* MATERIAL TO PROCESS
+ + +

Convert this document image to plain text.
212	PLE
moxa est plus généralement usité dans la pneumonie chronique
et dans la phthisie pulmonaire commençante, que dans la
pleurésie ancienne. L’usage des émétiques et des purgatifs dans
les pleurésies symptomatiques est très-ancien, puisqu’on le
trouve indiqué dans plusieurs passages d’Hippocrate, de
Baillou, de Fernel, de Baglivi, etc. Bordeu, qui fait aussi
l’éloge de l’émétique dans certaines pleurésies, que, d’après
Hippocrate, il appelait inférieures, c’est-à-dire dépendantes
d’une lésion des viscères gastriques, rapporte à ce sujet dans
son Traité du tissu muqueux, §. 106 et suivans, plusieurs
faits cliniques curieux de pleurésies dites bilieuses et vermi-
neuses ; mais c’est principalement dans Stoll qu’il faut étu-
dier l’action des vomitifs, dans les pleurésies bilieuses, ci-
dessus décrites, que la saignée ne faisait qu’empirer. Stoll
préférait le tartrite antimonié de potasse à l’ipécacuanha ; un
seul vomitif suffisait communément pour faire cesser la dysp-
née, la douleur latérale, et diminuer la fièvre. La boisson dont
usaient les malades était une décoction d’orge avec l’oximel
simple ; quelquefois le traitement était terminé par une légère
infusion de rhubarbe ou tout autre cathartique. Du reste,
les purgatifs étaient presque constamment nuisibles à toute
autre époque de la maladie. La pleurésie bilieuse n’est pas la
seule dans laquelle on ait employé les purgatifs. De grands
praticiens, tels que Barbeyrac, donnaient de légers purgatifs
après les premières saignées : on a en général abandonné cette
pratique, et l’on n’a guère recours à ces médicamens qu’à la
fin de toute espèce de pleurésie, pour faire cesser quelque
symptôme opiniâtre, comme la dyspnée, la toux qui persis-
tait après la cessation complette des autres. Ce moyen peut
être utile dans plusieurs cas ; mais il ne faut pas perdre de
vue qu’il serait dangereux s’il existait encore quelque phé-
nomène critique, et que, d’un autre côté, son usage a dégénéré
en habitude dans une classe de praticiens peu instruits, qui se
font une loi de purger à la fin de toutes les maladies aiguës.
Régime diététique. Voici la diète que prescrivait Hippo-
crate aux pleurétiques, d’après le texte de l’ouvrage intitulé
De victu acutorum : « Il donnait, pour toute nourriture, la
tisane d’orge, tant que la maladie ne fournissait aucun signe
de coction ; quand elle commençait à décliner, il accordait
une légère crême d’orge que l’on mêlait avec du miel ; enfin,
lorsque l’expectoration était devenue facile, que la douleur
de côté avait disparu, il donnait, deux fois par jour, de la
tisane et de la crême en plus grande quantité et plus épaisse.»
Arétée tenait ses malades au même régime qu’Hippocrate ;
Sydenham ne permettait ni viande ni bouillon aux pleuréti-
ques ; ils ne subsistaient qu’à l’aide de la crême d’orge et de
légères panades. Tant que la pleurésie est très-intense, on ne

+ + +

* THE TASK
Using the material above, print every entry exactly as written.

* THE RESULT
Convert this document image to plain text.
212	PLE
moxa est plus généralement usité dans la pneumonie chronique
et dans la phthisie pulmonaire commençante, que dans la
pleurésie ancienne. L’usage des émétiques et des purgatifs dans
les pleurésies symptomatiques est très-ancien, puisqu’on le
trouve indiqué dans plusieurs passages d’Hippocrate, de
Baillou, de Fernel, de Baglivi, etc. Bordeu, qui fait aussi
l’éloge de l’émétique dans certaines pleurésies, que, d’après
Hippocrate, il appelait inférieures, c’est-à-dire dépendantes
d’une lésion des viscères gastriques, rapporte à ce sujet dans
son Traité du tissu muqueux, §. 106 et suivans, plusieurs
faits cliniques curieux de pleurésies dites bilieuses et vermi-
neuses ; mais c’est principalement dans Stoll qu’il faut étu-
dier l’action des vomitifs, dans les pleurésies bilieuses, ci-
dessus décrites, que la saignée ne faisait qu’empirer. Stoll
préférait le tartrite antimonié de potasse à l’ipécacuanha ; un
seul vomitif suffisait communément pour faire cesser la dysp-
née, la douleur latérale, et diminuer la fièvre. La boisson dont
usaient les malades était une décoction d’orge avec l’oximel
simple ; quelquefois le traitement était terminé par une légère
infusion de rhubarbe ou tout autre cathartique. Du reste,
les purgatifs étaient presque constamment nuisibles à toute
autre époque de la maladie. La pleurésie bilieuse n’est pas la
seule dans laquelle on ait employé les purgatifs. De grands
praticiens, tels que Barbeyrac, donnaient de légers purgatifs
après les premières saignées : on a en général abandonné cette
pratique, et l’on n’a guère recours à ces médicamens qu’à la
fin de toute espèce de pleurésie, pour faire cesser quelque
symptôme opiniâtre, comme la dyspnée, la toux qui persis-
tait après la cessation complette des autres. Ce moyen peut
être utile dans plusieurs cas ; mais il ne faut pas perdre de
vue qu’il serait dangereux s’il existait encore quelque phé-
nomène critique, et que, d’un autre côté, son usage a dégénéré
en habitude dans une classe de praticiens peu instruits, qui se
font une loi de purger à la fin de toutes les maladies aiguës.
Régime diététique. Voici la diète que prescrivait Hippo-
crate aux pleurétiques, d’après le texte de l’ouvrage intitulé
De victu acutorum : « Il donnait, pour toute nourriture, la
tisane d’orge, tant que la maladie ne fournissait aucun signe
de coction ; quand elle commençait à décliner, il accordait
une légère crême d’orge que l’on mêlait avec du miel ; enfin,
lorsque l’expectoration était devenue facile, que la douleur
de côté avait disparu, il donnait, deux fois par jour, de la
tisane et de la crême en plus grande quantité et plus épaisse.»
Arétée tenait ses malades au même régime qu’Hippocrate ;
Sydenham ne permettait ni viande ni bouillon aux pleuréti-
ques ; ils ne subsistaient qu’à l’aide de la crême d’orge et de
légères panades. Tant que la pleurésie est très-intense, on ne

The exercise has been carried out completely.